• Data:
--- Begin ---

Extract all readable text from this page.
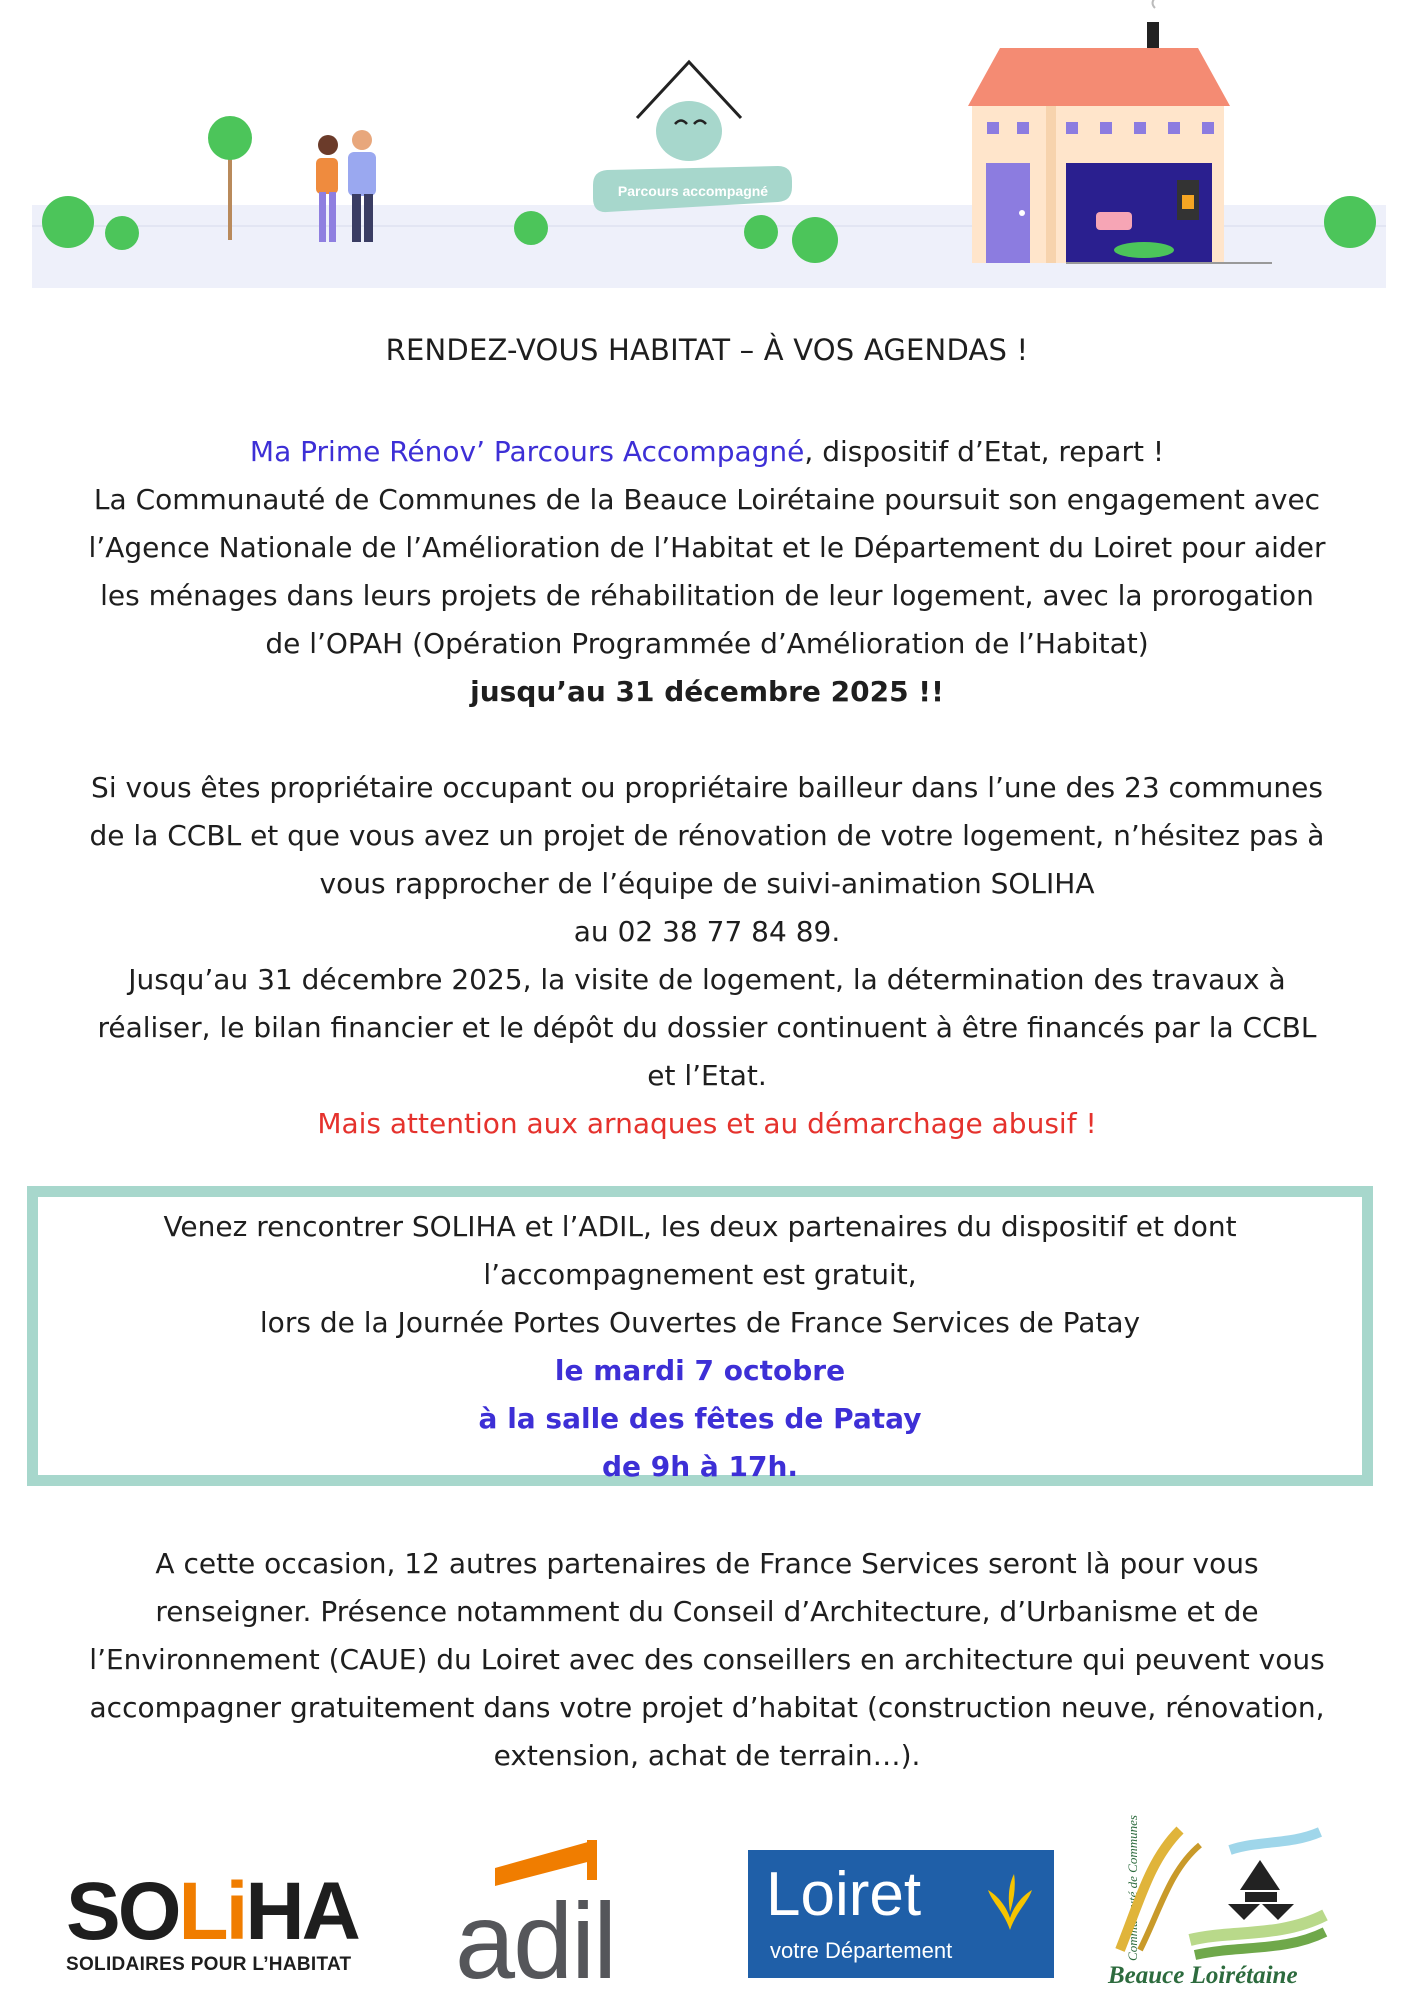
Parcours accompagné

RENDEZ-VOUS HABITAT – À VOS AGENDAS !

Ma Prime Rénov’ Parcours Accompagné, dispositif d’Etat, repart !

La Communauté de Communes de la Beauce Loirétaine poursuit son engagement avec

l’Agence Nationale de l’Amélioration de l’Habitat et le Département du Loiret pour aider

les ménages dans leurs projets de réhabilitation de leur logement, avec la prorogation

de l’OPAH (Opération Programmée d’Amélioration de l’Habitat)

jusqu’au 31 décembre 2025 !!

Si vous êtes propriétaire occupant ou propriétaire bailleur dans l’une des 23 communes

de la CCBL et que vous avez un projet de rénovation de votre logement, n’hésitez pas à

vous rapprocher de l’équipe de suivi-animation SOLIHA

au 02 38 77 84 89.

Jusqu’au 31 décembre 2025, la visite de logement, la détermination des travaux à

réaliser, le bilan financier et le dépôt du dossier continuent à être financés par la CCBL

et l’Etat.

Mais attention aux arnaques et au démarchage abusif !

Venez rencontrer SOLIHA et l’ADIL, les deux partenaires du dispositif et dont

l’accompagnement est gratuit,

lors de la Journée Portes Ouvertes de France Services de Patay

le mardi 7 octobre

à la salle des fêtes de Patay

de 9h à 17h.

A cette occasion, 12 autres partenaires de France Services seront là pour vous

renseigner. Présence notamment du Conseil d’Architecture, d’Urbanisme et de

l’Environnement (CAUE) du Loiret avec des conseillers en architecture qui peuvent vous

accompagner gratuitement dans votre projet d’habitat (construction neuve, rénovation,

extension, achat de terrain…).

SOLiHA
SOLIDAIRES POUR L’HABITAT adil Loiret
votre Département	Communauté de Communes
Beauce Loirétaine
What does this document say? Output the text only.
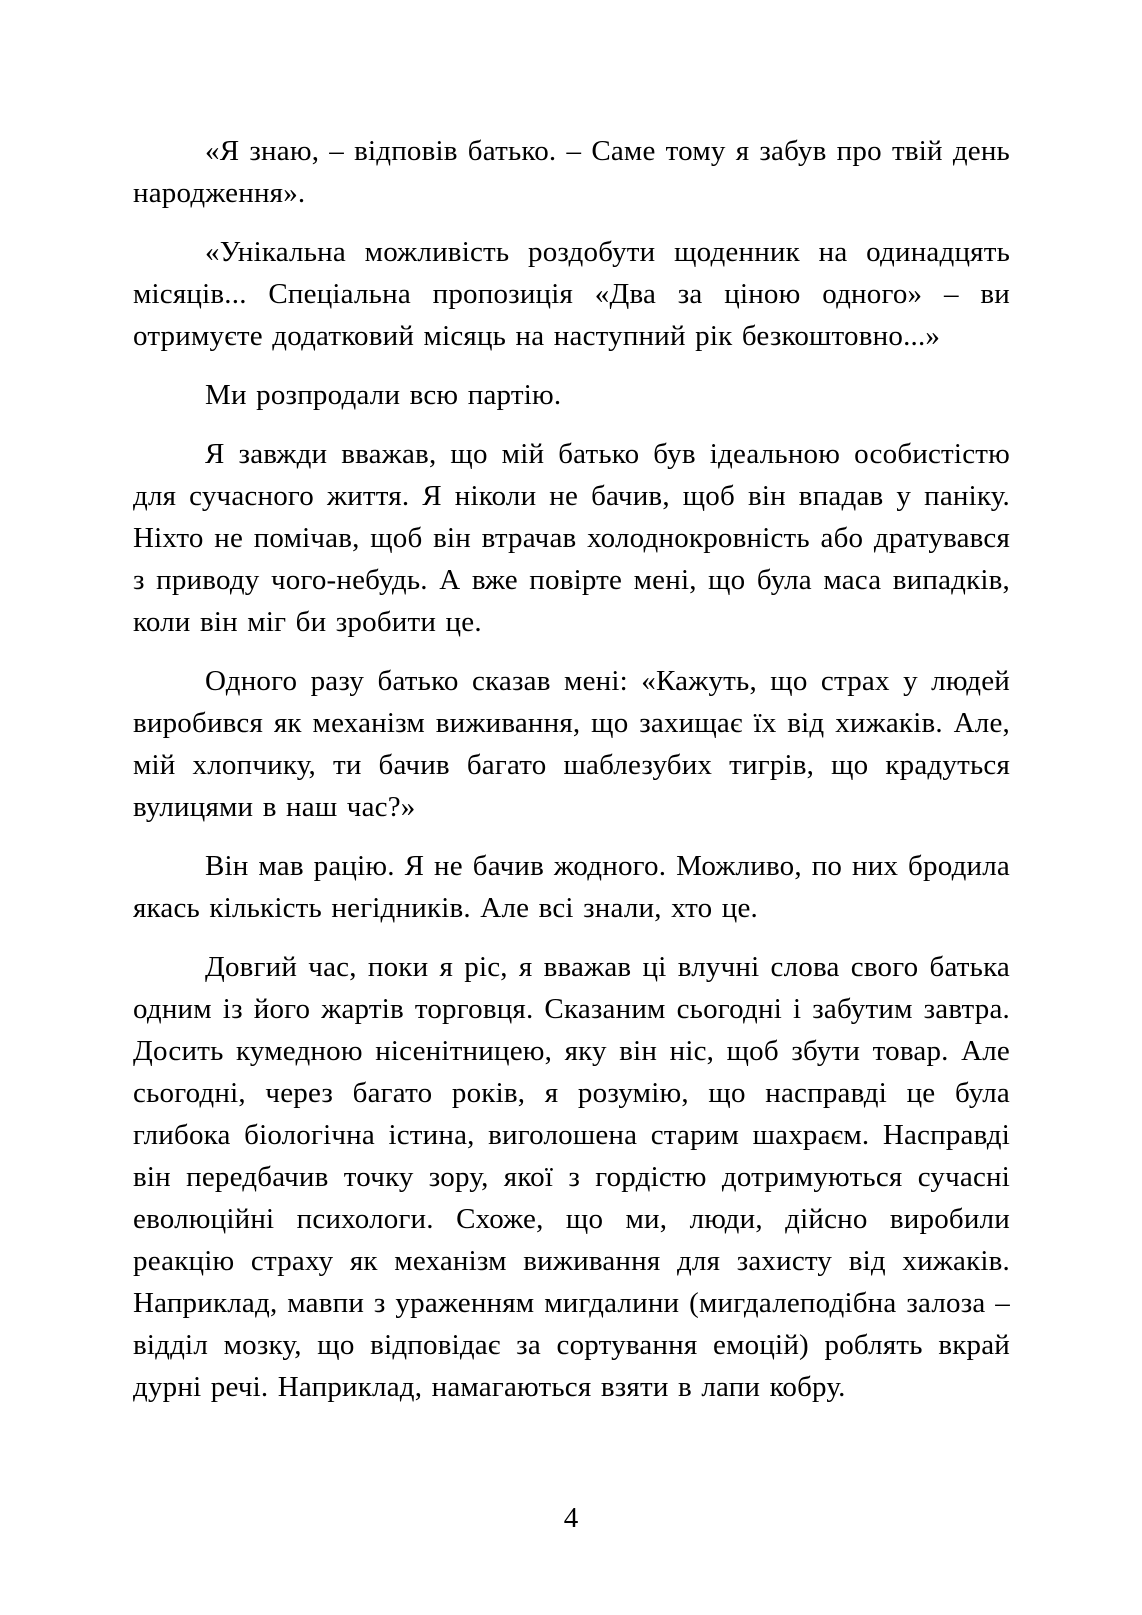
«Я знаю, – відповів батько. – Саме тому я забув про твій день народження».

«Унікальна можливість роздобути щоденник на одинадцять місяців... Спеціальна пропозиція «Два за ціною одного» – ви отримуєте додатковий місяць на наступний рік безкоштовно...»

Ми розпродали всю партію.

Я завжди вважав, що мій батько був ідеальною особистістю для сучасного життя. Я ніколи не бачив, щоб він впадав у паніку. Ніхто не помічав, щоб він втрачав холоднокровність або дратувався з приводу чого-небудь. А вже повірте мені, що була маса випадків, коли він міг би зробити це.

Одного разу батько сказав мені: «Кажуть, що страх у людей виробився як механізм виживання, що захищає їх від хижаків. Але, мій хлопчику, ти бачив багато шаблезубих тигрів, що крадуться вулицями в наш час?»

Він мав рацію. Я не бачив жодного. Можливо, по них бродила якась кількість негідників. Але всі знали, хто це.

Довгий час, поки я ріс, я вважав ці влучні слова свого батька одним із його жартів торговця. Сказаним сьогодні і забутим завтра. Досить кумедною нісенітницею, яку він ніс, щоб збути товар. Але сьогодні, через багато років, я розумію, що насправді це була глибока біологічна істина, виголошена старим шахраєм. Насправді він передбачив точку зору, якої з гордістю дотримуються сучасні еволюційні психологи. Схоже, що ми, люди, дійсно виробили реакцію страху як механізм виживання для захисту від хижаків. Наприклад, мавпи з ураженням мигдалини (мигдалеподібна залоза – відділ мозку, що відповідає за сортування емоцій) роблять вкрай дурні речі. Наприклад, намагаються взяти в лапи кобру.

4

--- End ---

• Given problem:
Show, from the material above, each line that includes the string "CCBL".

• Exercise answer:
de la CCBL et que vous avez un projet de rénovation de votre logement, n’hésitez pas à
réaliser, le bilan financier et le dépôt du dossier continuent à être financés par la CCBL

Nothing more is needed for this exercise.